(begin)

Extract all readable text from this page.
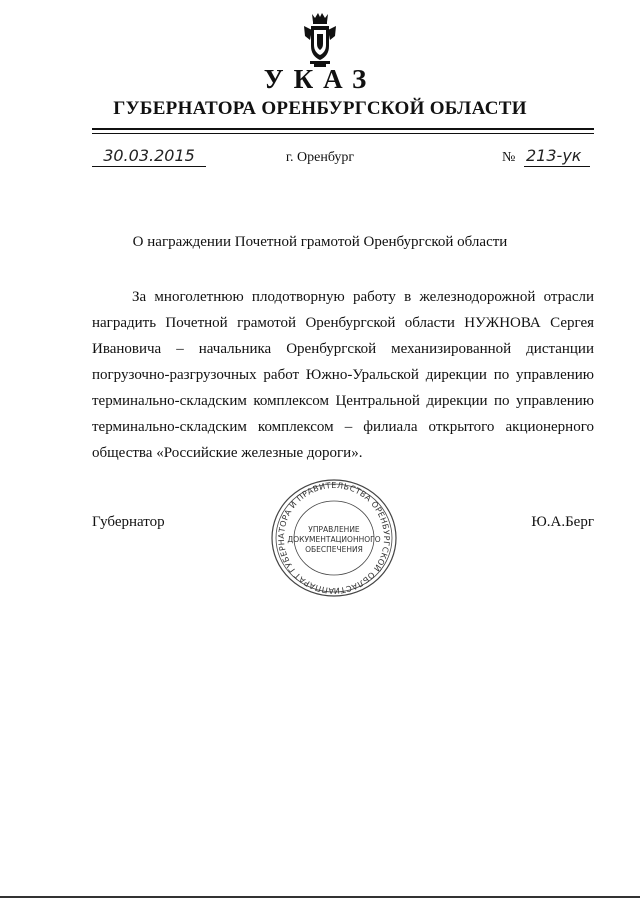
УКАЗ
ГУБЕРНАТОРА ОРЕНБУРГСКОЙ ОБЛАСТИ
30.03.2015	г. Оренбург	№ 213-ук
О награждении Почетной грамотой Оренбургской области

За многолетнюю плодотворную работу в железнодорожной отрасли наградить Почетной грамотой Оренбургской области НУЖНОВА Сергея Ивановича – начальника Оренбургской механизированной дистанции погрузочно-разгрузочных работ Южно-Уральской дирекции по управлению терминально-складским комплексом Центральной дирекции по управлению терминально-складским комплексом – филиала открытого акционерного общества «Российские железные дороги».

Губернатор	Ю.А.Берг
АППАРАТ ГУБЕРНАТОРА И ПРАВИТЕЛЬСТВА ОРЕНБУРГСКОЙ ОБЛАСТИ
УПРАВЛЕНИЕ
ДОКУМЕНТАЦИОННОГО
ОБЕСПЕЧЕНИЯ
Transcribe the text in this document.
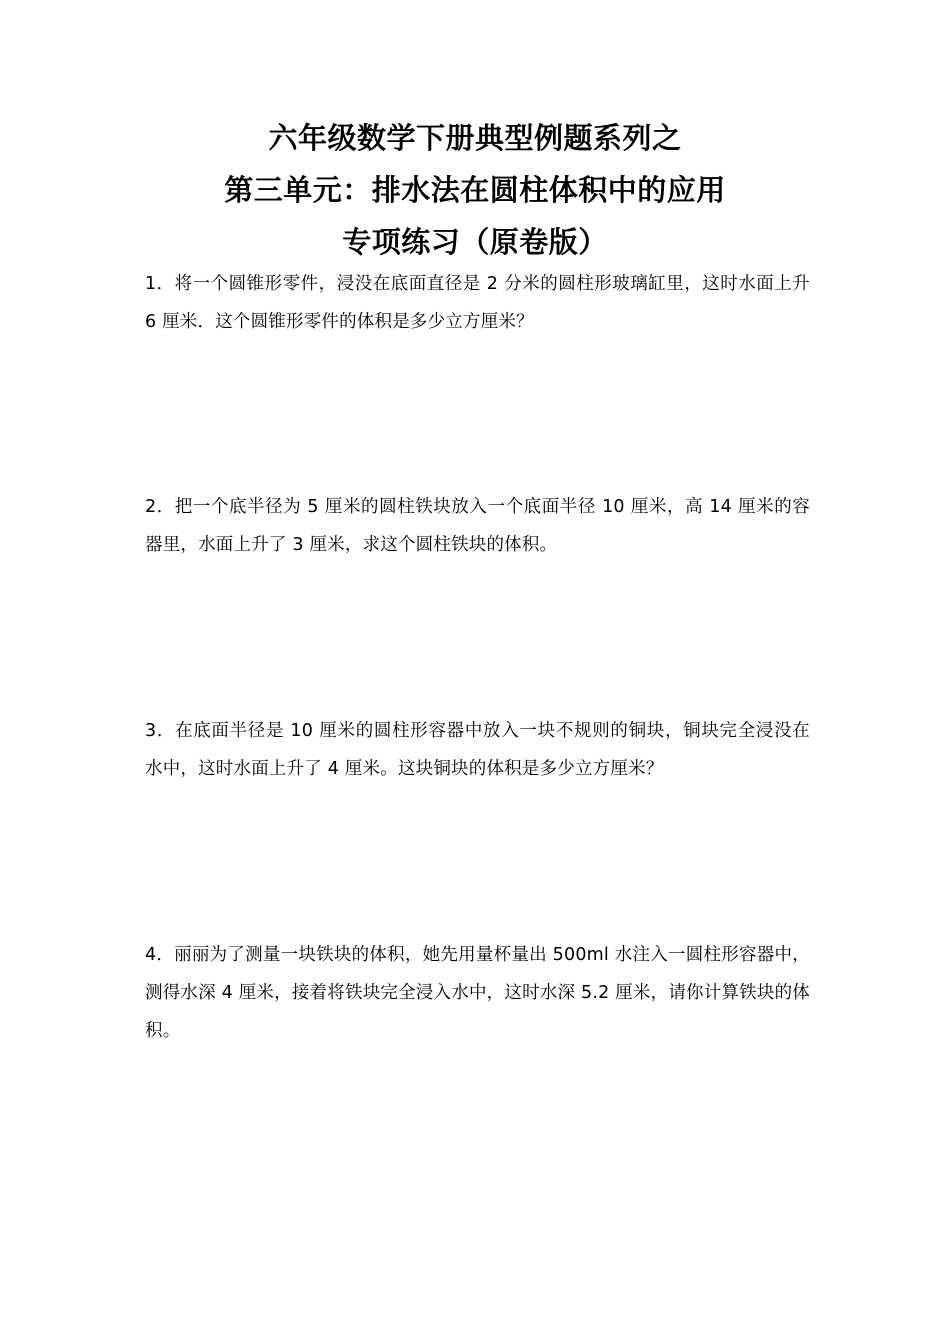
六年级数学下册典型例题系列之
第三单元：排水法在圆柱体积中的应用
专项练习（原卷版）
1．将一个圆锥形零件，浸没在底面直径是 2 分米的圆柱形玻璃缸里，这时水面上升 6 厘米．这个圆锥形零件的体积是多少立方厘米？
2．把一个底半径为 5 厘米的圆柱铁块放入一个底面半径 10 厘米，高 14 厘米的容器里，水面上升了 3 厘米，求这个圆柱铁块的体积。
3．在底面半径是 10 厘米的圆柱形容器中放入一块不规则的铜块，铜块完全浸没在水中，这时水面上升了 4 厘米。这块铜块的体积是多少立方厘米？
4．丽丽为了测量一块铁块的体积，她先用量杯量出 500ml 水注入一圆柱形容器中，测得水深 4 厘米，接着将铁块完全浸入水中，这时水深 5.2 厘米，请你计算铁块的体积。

(end)

Task directions
Strip out the pictures and quote the remaining data word for word.

Problem solution
Extract all readable text from this page.
УКАЗ
ГУБЕРНАТОРА ОРЕНБУРГСКОЙ ОБЛАСТИ
30.03.2015	г. Оренбург	№ 213-ук
О награждении Почетной грамотой Оренбургской области

За многолетнюю плодотворную работу в железнодорожной отрасли наградить Почетной грамотой Оренбургской области НУЖНОВА Сергея Ивановича – начальника Оренбургской механизированной дистанции погрузочно-разгрузочных работ Южно-Уральской дирекции по управлению терминально-складским комплексом Центральной дирекции по управлению терминально-складским комплексом – филиала открытого акционерного общества «Российские железные дороги».

Губернатор	Ю.А.Берг
АППАРАТ ГУБЕРНАТОРА И ПРАВИТЕЛЬСТВА ОРЕНБУРГСКОЙ ОБЛАСТИ
УПРАВЛЕНИЕ
ДОКУМЕНТАЦИОННОГО
ОБЕСПЕЧЕНИЯ
Transcribe the text in this document.
六年级数学下册典型例题系列之
第三单元：排水法在圆柱体积中的应用
专项练习（原卷版）
1．将一个圆锥形零件，浸没在底面直径是 2 分米的圆柱形玻璃缸里，这时水面上升 6 厘米．这个圆锥形零件的体积是多少立方厘米？
2．把一个底半径为 5 厘米的圆柱铁块放入一个底面半径 10 厘米，高 14 厘米的容器里，水面上升了 3 厘米，求这个圆柱铁块的体积。
3．在底面半径是 10 厘米的圆柱形容器中放入一块不规则的铜块，铜块完全浸没在水中，这时水面上升了 4 厘米。这块铜块的体积是多少立方厘米？
4．丽丽为了测量一块铁块的体积，她先用量杯量出 500ml 水注入一圆柱形容器中，测得水深 4 厘米，接着将铁块完全浸入水中，这时水深 5.2 厘米，请你计算铁块的体积。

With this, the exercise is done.